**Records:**
(begin)
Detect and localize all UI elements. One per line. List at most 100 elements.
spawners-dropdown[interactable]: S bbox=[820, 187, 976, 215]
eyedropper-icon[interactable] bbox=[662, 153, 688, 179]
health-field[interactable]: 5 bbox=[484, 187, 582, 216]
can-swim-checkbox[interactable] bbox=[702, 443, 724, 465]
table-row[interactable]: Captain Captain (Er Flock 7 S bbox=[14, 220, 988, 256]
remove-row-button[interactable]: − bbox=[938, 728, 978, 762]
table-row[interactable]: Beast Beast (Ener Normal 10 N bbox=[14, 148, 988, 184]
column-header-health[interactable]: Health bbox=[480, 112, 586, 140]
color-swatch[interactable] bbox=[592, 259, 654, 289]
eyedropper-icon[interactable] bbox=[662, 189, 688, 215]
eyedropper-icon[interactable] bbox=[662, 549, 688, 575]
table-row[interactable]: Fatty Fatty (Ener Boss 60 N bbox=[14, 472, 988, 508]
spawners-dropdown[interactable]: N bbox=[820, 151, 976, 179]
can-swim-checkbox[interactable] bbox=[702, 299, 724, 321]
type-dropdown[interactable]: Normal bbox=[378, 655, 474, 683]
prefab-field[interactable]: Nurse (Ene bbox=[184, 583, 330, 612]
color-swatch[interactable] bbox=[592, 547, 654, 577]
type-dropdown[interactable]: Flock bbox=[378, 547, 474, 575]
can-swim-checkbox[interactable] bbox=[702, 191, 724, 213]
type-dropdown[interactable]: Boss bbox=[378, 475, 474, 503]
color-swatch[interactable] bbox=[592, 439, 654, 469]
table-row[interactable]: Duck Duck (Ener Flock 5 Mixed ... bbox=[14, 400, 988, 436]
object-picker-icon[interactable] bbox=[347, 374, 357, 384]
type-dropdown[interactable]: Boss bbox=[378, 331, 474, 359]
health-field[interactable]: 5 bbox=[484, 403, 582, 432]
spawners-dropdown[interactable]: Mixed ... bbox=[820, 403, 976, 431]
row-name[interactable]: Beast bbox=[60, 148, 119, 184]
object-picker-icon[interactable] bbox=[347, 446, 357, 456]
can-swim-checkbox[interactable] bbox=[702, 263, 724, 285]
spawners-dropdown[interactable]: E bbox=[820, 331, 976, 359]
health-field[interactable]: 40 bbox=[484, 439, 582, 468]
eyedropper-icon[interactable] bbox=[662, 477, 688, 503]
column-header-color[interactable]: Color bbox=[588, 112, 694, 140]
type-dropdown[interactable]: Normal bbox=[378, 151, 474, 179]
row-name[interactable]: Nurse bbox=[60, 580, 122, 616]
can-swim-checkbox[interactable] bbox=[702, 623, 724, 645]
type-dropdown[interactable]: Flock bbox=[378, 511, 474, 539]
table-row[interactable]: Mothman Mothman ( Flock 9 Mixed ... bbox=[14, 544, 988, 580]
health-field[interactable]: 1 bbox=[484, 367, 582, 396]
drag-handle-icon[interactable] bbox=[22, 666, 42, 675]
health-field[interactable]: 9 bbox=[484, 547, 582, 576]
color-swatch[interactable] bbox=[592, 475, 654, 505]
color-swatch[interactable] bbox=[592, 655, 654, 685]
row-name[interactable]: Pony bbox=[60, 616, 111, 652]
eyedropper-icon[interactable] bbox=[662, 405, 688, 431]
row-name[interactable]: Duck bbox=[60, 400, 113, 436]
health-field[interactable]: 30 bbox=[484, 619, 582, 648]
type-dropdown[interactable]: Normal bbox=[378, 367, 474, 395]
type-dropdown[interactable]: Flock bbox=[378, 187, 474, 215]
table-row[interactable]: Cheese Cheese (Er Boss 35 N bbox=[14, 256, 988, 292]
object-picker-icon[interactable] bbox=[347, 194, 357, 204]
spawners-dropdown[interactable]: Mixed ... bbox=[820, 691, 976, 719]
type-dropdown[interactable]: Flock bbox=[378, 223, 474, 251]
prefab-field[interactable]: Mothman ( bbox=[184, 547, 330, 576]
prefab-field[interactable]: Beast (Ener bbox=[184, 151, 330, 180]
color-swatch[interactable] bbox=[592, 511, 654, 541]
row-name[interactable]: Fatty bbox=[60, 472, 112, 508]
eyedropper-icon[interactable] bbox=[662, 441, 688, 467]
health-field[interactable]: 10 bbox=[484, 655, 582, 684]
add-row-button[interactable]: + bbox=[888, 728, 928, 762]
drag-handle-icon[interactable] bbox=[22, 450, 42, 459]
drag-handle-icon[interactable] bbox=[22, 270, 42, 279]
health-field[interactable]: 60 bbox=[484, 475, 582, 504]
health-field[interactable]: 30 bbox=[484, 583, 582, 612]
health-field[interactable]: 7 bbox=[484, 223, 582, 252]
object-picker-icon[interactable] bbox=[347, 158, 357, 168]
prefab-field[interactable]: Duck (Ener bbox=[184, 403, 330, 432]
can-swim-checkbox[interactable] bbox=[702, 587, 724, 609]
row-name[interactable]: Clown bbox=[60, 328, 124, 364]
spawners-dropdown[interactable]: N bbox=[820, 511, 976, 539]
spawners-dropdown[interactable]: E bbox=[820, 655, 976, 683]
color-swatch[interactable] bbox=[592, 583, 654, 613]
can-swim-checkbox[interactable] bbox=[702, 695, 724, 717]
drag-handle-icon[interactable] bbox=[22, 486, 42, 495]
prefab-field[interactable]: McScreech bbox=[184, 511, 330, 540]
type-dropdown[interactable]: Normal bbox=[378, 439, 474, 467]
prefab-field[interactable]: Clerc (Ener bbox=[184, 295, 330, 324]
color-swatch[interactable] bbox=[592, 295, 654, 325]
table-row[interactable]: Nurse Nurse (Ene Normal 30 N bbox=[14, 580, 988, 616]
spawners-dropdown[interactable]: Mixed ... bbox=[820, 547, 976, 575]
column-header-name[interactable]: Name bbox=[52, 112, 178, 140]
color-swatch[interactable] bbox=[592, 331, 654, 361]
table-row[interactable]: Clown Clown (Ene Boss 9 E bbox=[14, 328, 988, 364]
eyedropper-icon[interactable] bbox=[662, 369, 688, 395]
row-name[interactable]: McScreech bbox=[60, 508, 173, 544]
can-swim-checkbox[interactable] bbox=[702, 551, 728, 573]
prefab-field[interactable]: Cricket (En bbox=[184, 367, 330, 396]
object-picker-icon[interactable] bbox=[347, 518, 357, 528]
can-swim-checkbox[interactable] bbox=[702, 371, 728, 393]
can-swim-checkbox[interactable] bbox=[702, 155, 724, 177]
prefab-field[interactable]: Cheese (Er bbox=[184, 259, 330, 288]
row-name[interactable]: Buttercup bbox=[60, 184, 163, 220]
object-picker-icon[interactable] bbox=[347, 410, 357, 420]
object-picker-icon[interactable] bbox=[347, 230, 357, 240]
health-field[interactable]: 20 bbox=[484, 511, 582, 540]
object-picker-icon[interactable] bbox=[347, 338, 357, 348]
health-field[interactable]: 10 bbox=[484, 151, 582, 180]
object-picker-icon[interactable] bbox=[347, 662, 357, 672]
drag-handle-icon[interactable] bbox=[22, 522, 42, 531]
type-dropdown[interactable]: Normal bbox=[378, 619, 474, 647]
(end)
**Exercise directions:** Arrange every line of the data above as a numbered list, leaving out any blank lines.

**Reply to the task:**
1. Detect and localize all UI elements. One per line. List at most 100 elements.
2. spawners-dropdown[interactable]: S bbox=[820, 187, 976, 215]
3. eyedropper-icon[interactable] bbox=[662, 153, 688, 179]
4. health-field[interactable]: 5 bbox=[484, 187, 582, 216]
5. can-swim-checkbox[interactable] bbox=[702, 443, 724, 465]
6. table-row[interactable]: Captain Captain (Er Flock 7 S bbox=[14, 220, 988, 256]
7. remove-row-button[interactable]: − bbox=[938, 728, 978, 762]
8. table-row[interactable]: Beast Beast (Ener Normal 10 N bbox=[14, 148, 988, 184]
9. column-header-health[interactable]: Health bbox=[480, 112, 586, 140]
10. color-swatch[interactable] bbox=[592, 259, 654, 289]
11. eyedropper-icon[interactable] bbox=[662, 189, 688, 215]
12. eyedropper-icon[interactable] bbox=[662, 549, 688, 575]
13. table-row[interactable]: Fatty Fatty (Ener Boss 60 N bbox=[14, 472, 988, 508]
14. spawners-dropdown[interactable]: N bbox=[820, 151, 976, 179]
15. can-swim-checkbox[interactable] bbox=[702, 299, 724, 321]
16. type-dropdown[interactable]: Normal bbox=[378, 655, 474, 683]
17. prefab-field[interactable]: Nurse (Ene bbox=[184, 583, 330, 612]
18. color-swatch[interactable] bbox=[592, 547, 654, 577]
19. type-dropdown[interactable]: Flock bbox=[378, 547, 474, 575]
20. can-swim-checkbox[interactable] bbox=[702, 191, 724, 213]
21. type-dropdown[interactable]: Boss bbox=[378, 475, 474, 503]
22. color-swatch[interactable] bbox=[592, 439, 654, 469]
23. table-row[interactable]: Duck Duck (Ener Flock 5 Mixed ... bbox=[14, 400, 988, 436]
24. object-picker-icon[interactable] bbox=[347, 374, 357, 384]
25. type-dropdown[interactable]: Boss bbox=[378, 331, 474, 359]
26. health-field[interactable]: 5 bbox=[484, 403, 582, 432]
27. spawners-dropdown[interactable]: Mixed ... bbox=[820, 403, 976, 431]
28. row-name[interactable]: Beast bbox=[60, 148, 119, 184]
29. object-picker-icon[interactable] bbox=[347, 446, 357, 456]
30. can-swim-checkbox[interactable] bbox=[702, 263, 724, 285]
31. spawners-dropdown[interactable]: E bbox=[820, 331, 976, 359]
32. health-field[interactable]: 40 bbox=[484, 439, 582, 468]
33. eyedropper-icon[interactable] bbox=[662, 477, 688, 503]
34. column-header-color[interactable]: Color bbox=[588, 112, 694, 140]
35. type-dropdown[interactable]: Normal bbox=[378, 151, 474, 179]
36. row-name[interactable]: Nurse bbox=[60, 580, 122, 616]
37. can-swim-checkbox[interactable] bbox=[702, 623, 724, 645]
38. type-dropdown[interactable]: Flock bbox=[378, 511, 474, 539]
39. table-row[interactable]: Mothman Mothman ( Flock 9 Mixed ... bbox=[14, 544, 988, 580]
40. health-field[interactable]: 1 bbox=[484, 367, 582, 396]
41. drag-handle-icon[interactable] bbox=[22, 666, 42, 675]
42. health-field[interactable]: 9 bbox=[484, 547, 582, 576]
43. color-swatch[interactable] bbox=[592, 475, 654, 505]
44. color-swatch[interactable] bbox=[592, 655, 654, 685]
45. row-name[interactable]: Pony bbox=[60, 616, 111, 652]
46. eyedropper-icon[interactable] bbox=[662, 405, 688, 431]
47. row-name[interactable]: Duck bbox=[60, 400, 113, 436]
48. health-field[interactable]: 30 bbox=[484, 619, 582, 648]
49. type-dropdown[interactable]: Normal bbox=[378, 367, 474, 395]
50. type-dropdown[interactable]: Flock bbox=[378, 187, 474, 215]
51. table-row[interactable]: Cheese Cheese (Er Boss 35 N bbox=[14, 256, 988, 292]
52. object-picker-icon[interactable] bbox=[347, 194, 357, 204]
53. spawners-dropdown[interactable]: Mixed ... bbox=[820, 691, 976, 719]
54. type-dropdown[interactable]: Flock bbox=[378, 223, 474, 251]
55. prefab-field[interactable]: Mothman ( bbox=[184, 547, 330, 576]
56. prefab-field[interactable]: Beast (Ener bbox=[184, 151, 330, 180]
57. color-swatch[interactable] bbox=[592, 511, 654, 541]
58. row-name[interactable]: Fatty bbox=[60, 472, 112, 508]
59. eyedropper-icon[interactable] bbox=[662, 441, 688, 467]
60. health-field[interactable]: 10 bbox=[484, 655, 582, 684]
61. add-row-button[interactable]: + bbox=[888, 728, 928, 762]
62. drag-handle-icon[interactable] bbox=[22, 450, 42, 459]
63. drag-handle-icon[interactable] bbox=[22, 270, 42, 279]
64. health-field[interactable]: 60 bbox=[484, 475, 582, 504]
65. health-field[interactable]: 30 bbox=[484, 583, 582, 612]
66. health-field[interactable]: 7 bbox=[484, 223, 582, 252]
67. object-picker-icon[interactable] bbox=[347, 158, 357, 168]
68. prefab-field[interactable]: Duck (Ener bbox=[184, 403, 330, 432]
69. can-swim-checkbox[interactable] bbox=[702, 587, 724, 609]
70. row-name[interactable]: Clown bbox=[60, 328, 124, 364]
71. spawners-dropdown[interactable]: N bbox=[820, 511, 976, 539]
72. spawners-dropdown[interactable]: E bbox=[820, 655, 976, 683]
73. color-swatch[interactable] bbox=[592, 583, 654, 613]
74. can-swim-checkbox[interactable] bbox=[702, 695, 724, 717]
75. drag-handle-icon[interactable] bbox=[22, 486, 42, 495]
76. prefab-field[interactable]: McScreech bbox=[184, 511, 330, 540]
77. type-dropdown[interactable]: Normal bbox=[378, 439, 474, 467]
78. prefab-field[interactable]: Clerc (Ener bbox=[184, 295, 330, 324]
79. color-swatch[interactable] bbox=[592, 295, 654, 325]
80. table-row[interactable]: Nurse Nurse (Ene Normal 30 N bbox=[14, 580, 988, 616]
81. spawners-dropdown[interactable]: Mixed ... bbox=[820, 547, 976, 575]
82. column-header-name[interactable]: Name bbox=[52, 112, 178, 140]
83. color-swatch[interactable] bbox=[592, 331, 654, 361]
84. table-row[interactable]: Clown Clown (Ene Boss 9 E bbox=[14, 328, 988, 364]
85. eyedropper-icon[interactable] bbox=[662, 369, 688, 395]
86. row-name[interactable]: McScreech bbox=[60, 508, 173, 544]
87. can-swim-checkbox[interactable] bbox=[702, 551, 728, 573]
88. prefab-field[interactable]: Cricket (En bbox=[184, 367, 330, 396]
89. object-picker-icon[interactable] bbox=[347, 518, 357, 528]
90. can-swim-checkbox[interactable] bbox=[702, 371, 728, 393]
91. can-swim-checkbox[interactable] bbox=[702, 155, 724, 177]
92. prefab-field[interactable]: Cheese (Er bbox=[184, 259, 330, 288]
93. row-name[interactable]: Buttercup bbox=[60, 184, 163, 220]
94. object-picker-icon[interactable] bbox=[347, 410, 357, 420]
95. object-picker-icon[interactable] bbox=[347, 230, 357, 240]
96. health-field[interactable]: 20 bbox=[484, 511, 582, 540]
97. object-picker-icon[interactable] bbox=[347, 338, 357, 348]
98. health-field[interactable]: 10 bbox=[484, 151, 582, 180]
99. object-picker-icon[interactable] bbox=[347, 662, 357, 672]
100. drag-handle-icon[interactable] bbox=[22, 522, 42, 531]
101. type-dropdown[interactable]: Normal bbox=[378, 619, 474, 647]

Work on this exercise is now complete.